** START **
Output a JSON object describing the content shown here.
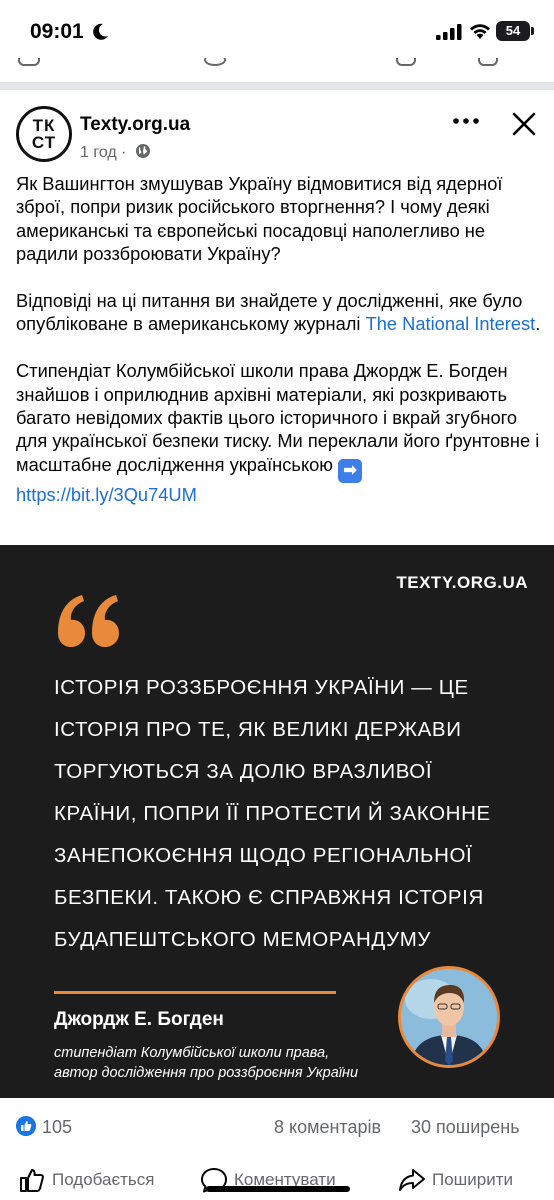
{
  "status_bar": {
    "time": "09:01",
    "battery": "54",
    "icons": [
      "moon-icon",
      "signal-icon",
      "wifi-icon",
      "battery-icon"
    ]
  },
  "post": {
    "page_name": "Texty.org.ua",
    "logo_text": [
      "ТК",
      "СТ"
    ],
    "time_ago": "1 год ·",
    "privacy_icon": "globe-icon",
    "paragraph1": "Як Вашингтон змушував Україну відмовитися від ядерної зброї, попри ризик російського вторгнення? І чому деякі американські та європейські посадовці наполегливо не радили роззброювати Україну?",
    "paragraph2_text": "Відповіді на ці питання ви знайдете у дослідженні, яке було опубліковане в американському журналі ",
    "paragraph2_link": "The National Interest",
    "paragraph2_end": ".",
    "paragraph3_text": "Стипендіат Колумбійської школи права Джордж Е. Богден знайшов і оприлюднив архівні матеріали, які розкривають багато невідомих фактів цього історичного і вкрай згубного для української безпеки тиску. Ми переклали його ґрунтовне і масштабне дослідження українською ",
    "paragraph3_arrow": "➡",
    "paragraph3_link": "https://bit.ly/3Qu74UM"
  },
  "card": {
    "brand": "TEXTY.ORG.UA",
    "quote_lines": [
      "Історія роззброєння України — це",
      "історія про те, як великі держави",
      "торгуються за долю вразливої",
      "країни, попри її протести й законне",
      "занепокоєння щодо регіональної",
      "безпеки. Такою є справжня історія",
      "Будапештського меморандуму"
    ],
    "author_name": "Джордж Е. Богден",
    "author_desc_line1": "стипендіат Колумбійської школи права,",
    "author_desc_line2": "автор дослідження про роззброєння України",
    "accent_color": "#e88a3a",
    "background_color": "#1c1c1c"
  },
  "reactions": {
    "likes": "105",
    "comments": "8 коментарів",
    "shares": "30 поширень"
  },
  "actions": {
    "like": "Подобається",
    "comment": "Коментувати",
    "share": "Поширити"
  },
  "colors": {
    "link": "#1b6fd6",
    "like_blue": "#1b74e4",
    "secondary_text": "#65676b"
  }
}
** END **
Repeat all of the entries word for word, but omit the pictures.

The answer
Output a JSON object describing the content shown here.
{
  "status_bar": {
    "time": "09:01",
    "battery": "54",
    "icons": [
      "moon-icon",
      "signal-icon",
      "wifi-icon",
      "battery-icon"
    ]
  },
  "post": {
    "page_name": "Texty.org.ua",
    "logo_text": [
      "ТК",
      "СТ"
    ],
    "time_ago": "1 год ·",
    "privacy_icon": "globe-icon",
    "paragraph1": "Як Вашингтон змушував Україну відмовитися від ядерної зброї, попри ризик російського вторгнення? І чому деякі американські та європейські посадовці наполегливо не радили роззброювати Україну?",
    "paragraph2_text": "Відповіді на ці питання ви знайдете у дослідженні, яке було опубліковане в американському журналі ",
    "paragraph2_link": "The National Interest",
    "paragraph2_end": ".",
    "paragraph3_text": "Стипендіат Колумбійської школи права Джордж Е. Богден знайшов і оприлюднив архівні матеріали, які розкривають багато невідомих фактів цього історичного і вкрай згубного для української безпеки тиску. Ми переклали його ґрунтовне і масштабне дослідження українською ",
    "paragraph3_arrow": "➡",
    "paragraph3_link": "https://bit.ly/3Qu74UM"
  },
  "card": {
    "brand": "TEXTY.ORG.UA",
    "quote_lines": [
      "Історія роззброєння України — це",
      "історія про те, як великі держави",
      "торгуються за долю вразливої",
      "країни, попри її протести й законне",
      "занепокоєння щодо регіональної",
      "безпеки. Такою є справжня історія",
      "Будапештського меморандуму"
    ],
    "author_name": "Джордж Е. Богден",
    "author_desc_line1": "стипендіат Колумбійської школи права,",
    "author_desc_line2": "автор дослідження про роззброєння України",
    "accent_color": "#e88a3a",
    "background_color": "#1c1c1c"
  },
  "reactions": {
    "likes": "105",
    "comments": "8 коментарів",
    "shares": "30 поширень"
  },
  "actions": {
    "like": "Подобається",
    "comment": "Коментувати",
    "share": "Поширити"
  },
  "colors": {
    "link": "#1b6fd6",
    "like_blue": "#1b74e4",
    "secondary_text": "#65676b"
  }
}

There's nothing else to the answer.